La pequeña y el profeta - El Blog de Bernabé

Breaking

Home Top Ad

martes, 6 de agosto de 2019

La pequeña y el profeta

Por Angel Manzo, Ecuador

Marcos 6:14-29

Imagen de Free-Photos en Pixabay
 A la memoria de Juliana Campoverde

“Fueron ellos los que decían ser pastores, los que nos hablaban tanto de Dios, los que decían amarlo. Nunca me imaginé lo que su mente maquinaba. Por diez años asistimos con mi hija Juliana a esa mal llamada iglesia Evangélica Oasis de Esperanza en la cual siguen lucrando y predicando la palabra de Dios con enseñanzas como que nada tienen que responder ni devolver. Son tan cínicos, mentirosos y eso es poco; al menos uno, Jonathan C, mañana tiene que responder dónde está mi hija y devolvérmela”.

“Son ya siete años y nueve días que hemos luchado y esperamos que al menos uno sea sentenciado, ya que los otros falsos huyeron y no fueron vinculados. Se reían en nuestra cara y en la misma cara de los fiscales cada vez que los llamaban a rendir versiones. Claro y los fiscales también decían: «Ellos no son, son cristianos evangélicos».

“¡Qué ironía!, se burlan de nuestro dolor y de la misma justicia, pero seguiré luchando con dignidad, con mucho dolor y rabia. Gritaré al mundo entero que pastores evangélicos desaparecieron a mi hija Juliana y tienen que devolvérmela y que los entes encargados de hacer justicia han sido tan negligentes, inoperantes e indolentes al no darme una pronta respuesta ni devolverme a mi hija Juliana. El resto de iglesias evangélicas no se pronunció por la vida de mi hija; más bien, tratan de ocultarse diciendo que son dignos, cuando la vida de mi hija ni siquiera les importa. Yo me pregunto: ¿de qué Dios hablan?”

- Palabras de Elizabeth Rodríguez, madre de Juliana

Me gustaría decir que esto es un cuento, pero no. Es la realidad, la realidad más lamentable y escalofriante que le puede suceder a alguien que es parte de una iglesia, de una comunidad: ser asesinada por su guía espiritual.

Después de cinco años, se dictó sentencia. Juliana Campoverde desapareció el 7 de julio del 2012, en el sector de la Biloxi, al sur de Quito. Las pruebas presentadas en la audiencia corroboraron que el guía espiritual fue la última persona que vio a la joven.

Según la Fiscalía, el hombre le exigía que “le consulte o le pida permiso para ir al cine, irse unos días más de vacaciones con su padre, salir con algún amigo y hasta para tener relaciones de amistad o de pareja”. Si la chica no hacía esto, era castigada y se le separaba del coro de jóvenes de la Iglesia. “El canto era una de las cosas más importantes para ella”, contó ante los jueces un testigo. Las indagaciones mostraron que “un quiebre importante” en las relaciones entre la familia de Juliana y el grupo que dirigía la Iglesia se produjo cuando la joven recibió presiones para que no se ausentara del país y contrajera matrimonio con Israel C., hermano del procesado. Los Campoverde se alejaron del religioso cuando se percataron de que las presiones sobre Juliana Campoverde “se desbordaron y estaban fuera de lugar”.

——————

● **Lo que se pide A**
Contesta estas preguntas sobre el texto de Juliana Campoverde:
(i) ¿Qué día desapareció Juliana Campoverde?
(ii) ¿Cuántos años fueron Elizabeth Rodríguez y su hija a la iglesia Oasis de Esperanza?
(iii) ¿Con quién presionaban a Juliana para que se casara?
● **Lo que se pide B**
Copia del texto de Juliana Campoverde el trozo que empieza con las palabras que contienen "Me gustaría decir" y acaba en "a la joven.", y renombra "guía espiritual" como "líder religioso".

● **Fragmentos de datos**
——————

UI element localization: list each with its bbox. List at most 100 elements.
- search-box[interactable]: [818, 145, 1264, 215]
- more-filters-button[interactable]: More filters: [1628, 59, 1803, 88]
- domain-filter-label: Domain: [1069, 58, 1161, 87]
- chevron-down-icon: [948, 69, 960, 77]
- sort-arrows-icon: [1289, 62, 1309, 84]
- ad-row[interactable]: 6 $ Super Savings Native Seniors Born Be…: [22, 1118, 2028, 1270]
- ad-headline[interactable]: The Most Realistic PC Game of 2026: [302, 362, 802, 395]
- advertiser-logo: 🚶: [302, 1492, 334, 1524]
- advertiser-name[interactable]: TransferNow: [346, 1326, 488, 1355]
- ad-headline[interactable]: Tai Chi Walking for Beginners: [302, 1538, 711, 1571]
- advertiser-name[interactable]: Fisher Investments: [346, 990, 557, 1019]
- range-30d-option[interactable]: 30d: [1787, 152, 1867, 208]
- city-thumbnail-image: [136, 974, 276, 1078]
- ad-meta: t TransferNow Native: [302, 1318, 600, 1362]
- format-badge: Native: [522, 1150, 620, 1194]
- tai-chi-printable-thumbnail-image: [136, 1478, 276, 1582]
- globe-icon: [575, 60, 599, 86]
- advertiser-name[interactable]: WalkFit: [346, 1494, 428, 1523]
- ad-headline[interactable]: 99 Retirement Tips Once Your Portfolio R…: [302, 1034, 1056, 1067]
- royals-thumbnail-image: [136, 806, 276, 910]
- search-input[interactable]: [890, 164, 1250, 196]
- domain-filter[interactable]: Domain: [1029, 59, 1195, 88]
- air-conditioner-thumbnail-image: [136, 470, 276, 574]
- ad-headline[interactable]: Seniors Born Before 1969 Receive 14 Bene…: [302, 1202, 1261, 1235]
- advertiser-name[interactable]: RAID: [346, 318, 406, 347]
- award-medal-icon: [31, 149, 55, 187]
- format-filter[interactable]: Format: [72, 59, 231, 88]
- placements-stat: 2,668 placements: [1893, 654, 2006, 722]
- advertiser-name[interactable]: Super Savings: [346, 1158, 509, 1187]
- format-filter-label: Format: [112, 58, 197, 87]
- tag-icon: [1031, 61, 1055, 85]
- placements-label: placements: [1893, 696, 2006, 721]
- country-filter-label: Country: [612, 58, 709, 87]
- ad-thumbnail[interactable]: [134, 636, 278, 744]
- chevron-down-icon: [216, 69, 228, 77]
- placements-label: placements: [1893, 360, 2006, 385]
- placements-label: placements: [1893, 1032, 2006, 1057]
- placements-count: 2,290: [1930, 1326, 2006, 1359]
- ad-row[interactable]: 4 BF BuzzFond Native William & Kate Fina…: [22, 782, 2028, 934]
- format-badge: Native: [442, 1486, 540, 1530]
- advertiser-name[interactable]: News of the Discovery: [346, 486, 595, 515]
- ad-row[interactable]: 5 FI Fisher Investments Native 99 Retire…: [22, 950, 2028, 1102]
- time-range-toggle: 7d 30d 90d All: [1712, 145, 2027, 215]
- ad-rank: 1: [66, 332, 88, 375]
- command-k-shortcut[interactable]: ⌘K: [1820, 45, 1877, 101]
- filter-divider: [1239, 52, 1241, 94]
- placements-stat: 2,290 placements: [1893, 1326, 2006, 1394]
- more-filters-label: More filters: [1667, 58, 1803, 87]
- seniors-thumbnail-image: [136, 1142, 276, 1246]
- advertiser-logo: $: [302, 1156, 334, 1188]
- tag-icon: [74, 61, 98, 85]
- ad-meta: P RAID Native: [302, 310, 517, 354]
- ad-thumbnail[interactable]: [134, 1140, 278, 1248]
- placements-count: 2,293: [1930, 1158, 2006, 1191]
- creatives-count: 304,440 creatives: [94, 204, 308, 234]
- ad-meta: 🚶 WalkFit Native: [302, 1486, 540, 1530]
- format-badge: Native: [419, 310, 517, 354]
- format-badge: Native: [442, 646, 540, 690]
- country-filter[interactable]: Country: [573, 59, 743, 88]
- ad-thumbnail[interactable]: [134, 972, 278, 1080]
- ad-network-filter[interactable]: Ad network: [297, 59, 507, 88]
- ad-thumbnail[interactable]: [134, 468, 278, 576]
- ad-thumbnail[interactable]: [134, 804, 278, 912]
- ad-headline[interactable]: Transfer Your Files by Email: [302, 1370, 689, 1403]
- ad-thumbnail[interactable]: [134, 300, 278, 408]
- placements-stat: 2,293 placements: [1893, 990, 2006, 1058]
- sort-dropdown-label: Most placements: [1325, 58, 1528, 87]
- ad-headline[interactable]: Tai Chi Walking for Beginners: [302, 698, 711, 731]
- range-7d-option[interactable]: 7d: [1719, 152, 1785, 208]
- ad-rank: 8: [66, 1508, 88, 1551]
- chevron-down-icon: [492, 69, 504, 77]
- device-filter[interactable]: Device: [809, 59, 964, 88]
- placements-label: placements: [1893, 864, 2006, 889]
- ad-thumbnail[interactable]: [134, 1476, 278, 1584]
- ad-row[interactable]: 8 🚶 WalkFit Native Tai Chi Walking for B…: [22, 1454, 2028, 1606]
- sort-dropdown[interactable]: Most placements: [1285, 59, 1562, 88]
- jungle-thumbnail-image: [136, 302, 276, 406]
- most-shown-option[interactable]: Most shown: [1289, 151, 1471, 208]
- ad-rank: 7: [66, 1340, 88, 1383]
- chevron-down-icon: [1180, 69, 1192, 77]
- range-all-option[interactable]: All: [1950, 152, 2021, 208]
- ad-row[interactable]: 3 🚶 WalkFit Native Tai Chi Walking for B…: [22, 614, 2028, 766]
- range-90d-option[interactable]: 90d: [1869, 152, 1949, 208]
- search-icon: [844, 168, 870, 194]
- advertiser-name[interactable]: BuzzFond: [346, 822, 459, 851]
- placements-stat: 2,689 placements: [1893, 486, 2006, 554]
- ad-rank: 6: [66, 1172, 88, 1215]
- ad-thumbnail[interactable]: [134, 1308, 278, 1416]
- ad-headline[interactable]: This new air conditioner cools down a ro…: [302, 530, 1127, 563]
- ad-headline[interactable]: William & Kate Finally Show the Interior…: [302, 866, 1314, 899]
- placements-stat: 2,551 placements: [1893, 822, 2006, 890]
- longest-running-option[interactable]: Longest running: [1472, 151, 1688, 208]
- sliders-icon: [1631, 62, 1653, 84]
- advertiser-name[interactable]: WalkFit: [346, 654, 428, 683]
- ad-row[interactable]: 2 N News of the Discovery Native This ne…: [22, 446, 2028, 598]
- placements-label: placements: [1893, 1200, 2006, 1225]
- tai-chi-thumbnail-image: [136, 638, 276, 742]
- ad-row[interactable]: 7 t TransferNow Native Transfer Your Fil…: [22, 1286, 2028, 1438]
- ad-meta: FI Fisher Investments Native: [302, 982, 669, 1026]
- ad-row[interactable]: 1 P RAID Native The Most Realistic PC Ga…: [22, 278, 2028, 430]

——————

● **Resultado del ejercicio A**
(i) El 7 de julio del 2012.
(ii) Diez años.
(iii) Con Israel C., hermano del procesado.

● **Resultado del ejercicio B**
Me gustaría decir que esto es un cuento, pero no. Es la realidad, la realidad más lamentable y escalofriante que le puede suceder a alguien que es parte de una iglesia, de una comunidad: ser asesinada por su líder religioso.

Después de cinco años, se dictó sentencia. Juliana Campoverde desapareció el 7 de julio del 2012, en el sector de la Biloxi, al sur de Quito. Las pruebas presentadas en la audiencia corroboraron que el líder religioso fue la última persona que vio a la joven.